(ENTRIES SUPPLIED)
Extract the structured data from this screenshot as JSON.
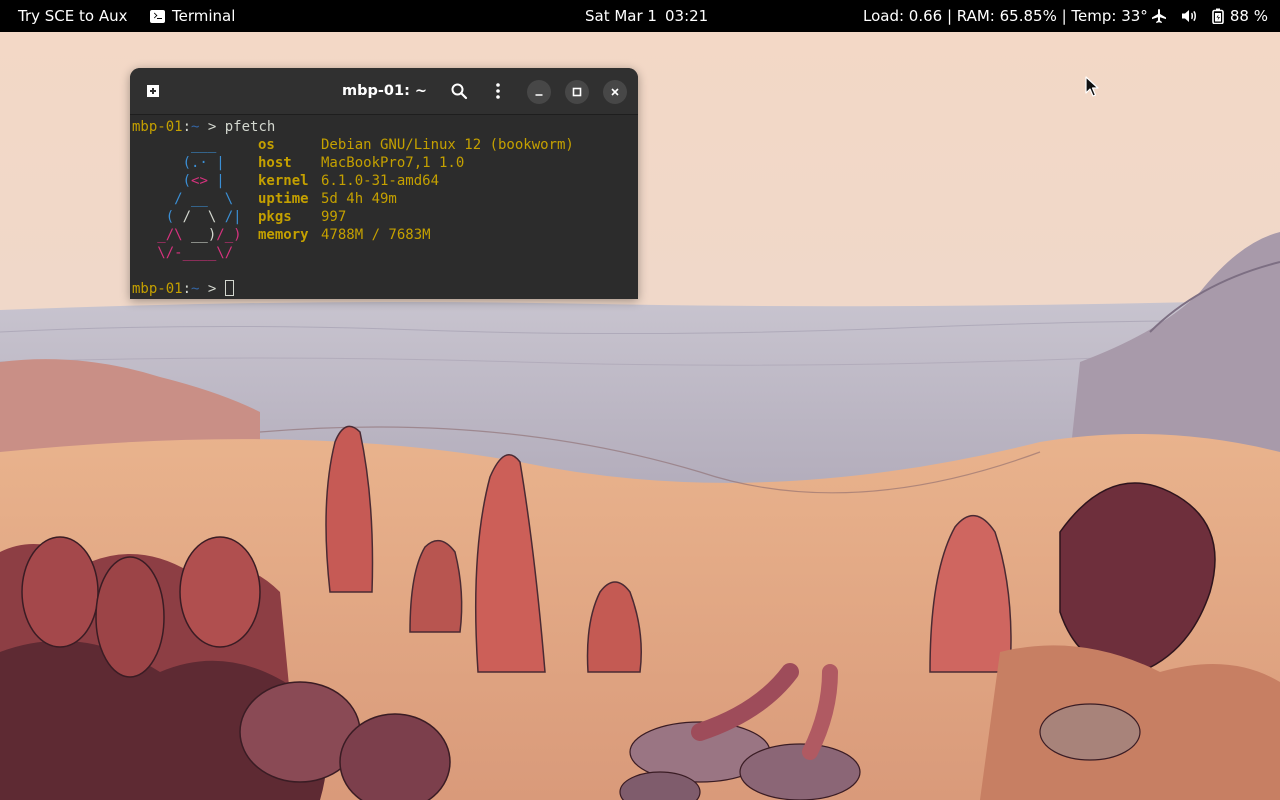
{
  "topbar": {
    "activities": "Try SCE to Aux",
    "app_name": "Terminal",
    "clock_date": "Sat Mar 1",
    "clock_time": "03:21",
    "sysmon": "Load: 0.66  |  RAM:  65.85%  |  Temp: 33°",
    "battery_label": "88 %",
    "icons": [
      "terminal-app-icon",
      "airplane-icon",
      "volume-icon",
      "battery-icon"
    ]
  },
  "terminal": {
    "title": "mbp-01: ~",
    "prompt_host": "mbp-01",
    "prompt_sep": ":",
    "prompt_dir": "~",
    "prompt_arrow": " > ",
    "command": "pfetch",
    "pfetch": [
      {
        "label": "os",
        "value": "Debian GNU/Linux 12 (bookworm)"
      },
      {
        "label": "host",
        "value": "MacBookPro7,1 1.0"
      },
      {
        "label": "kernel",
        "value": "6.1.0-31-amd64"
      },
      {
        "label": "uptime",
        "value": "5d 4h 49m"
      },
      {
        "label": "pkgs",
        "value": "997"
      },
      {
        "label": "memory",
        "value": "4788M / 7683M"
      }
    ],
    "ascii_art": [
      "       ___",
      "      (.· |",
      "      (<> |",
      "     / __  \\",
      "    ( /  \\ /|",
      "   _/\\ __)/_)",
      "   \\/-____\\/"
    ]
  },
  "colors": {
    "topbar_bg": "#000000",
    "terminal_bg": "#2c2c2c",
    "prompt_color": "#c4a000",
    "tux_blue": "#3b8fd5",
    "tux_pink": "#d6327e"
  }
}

(EXERCISE) Repeat each entry exactly as given; no pictures belong in the copy.

(SOLUTION TO THIS EXERCISE)
Extract the structured data from this screenshot as JSON.
{
  "topbar": {
    "activities": "Try SCE to Aux",
    "app_name": "Terminal",
    "clock_date": "Sat Mar 1",
    "clock_time": "03:21",
    "sysmon": "Load: 0.66  |  RAM:  65.85%  |  Temp: 33°",
    "battery_label": "88 %",
    "icons": [
      "terminal-app-icon",
      "airplane-icon",
      "volume-icon",
      "battery-icon"
    ]
  },
  "terminal": {
    "title": "mbp-01: ~",
    "prompt_host": "mbp-01",
    "prompt_sep": ":",
    "prompt_dir": "~",
    "prompt_arrow": " > ",
    "command": "pfetch",
    "pfetch": [
      {
        "label": "os",
        "value": "Debian GNU/Linux 12 (bookworm)"
      },
      {
        "label": "host",
        "value": "MacBookPro7,1 1.0"
      },
      {
        "label": "kernel",
        "value": "6.1.0-31-amd64"
      },
      {
        "label": "uptime",
        "value": "5d 4h 49m"
      },
      {
        "label": "pkgs",
        "value": "997"
      },
      {
        "label": "memory",
        "value": "4788M / 7683M"
      }
    ],
    "ascii_art": [
      "       ___",
      "      (.· |",
      "      (<> |",
      "     / __  \\",
      "    ( /  \\ /|",
      "   _/\\ __)/_)",
      "   \\/-____\\/"
    ]
  },
  "colors": {
    "topbar_bg": "#000000",
    "terminal_bg": "#2c2c2c",
    "prompt_color": "#c4a000",
    "tux_blue": "#3b8fd5",
    "tux_pink": "#d6327e"
  }
}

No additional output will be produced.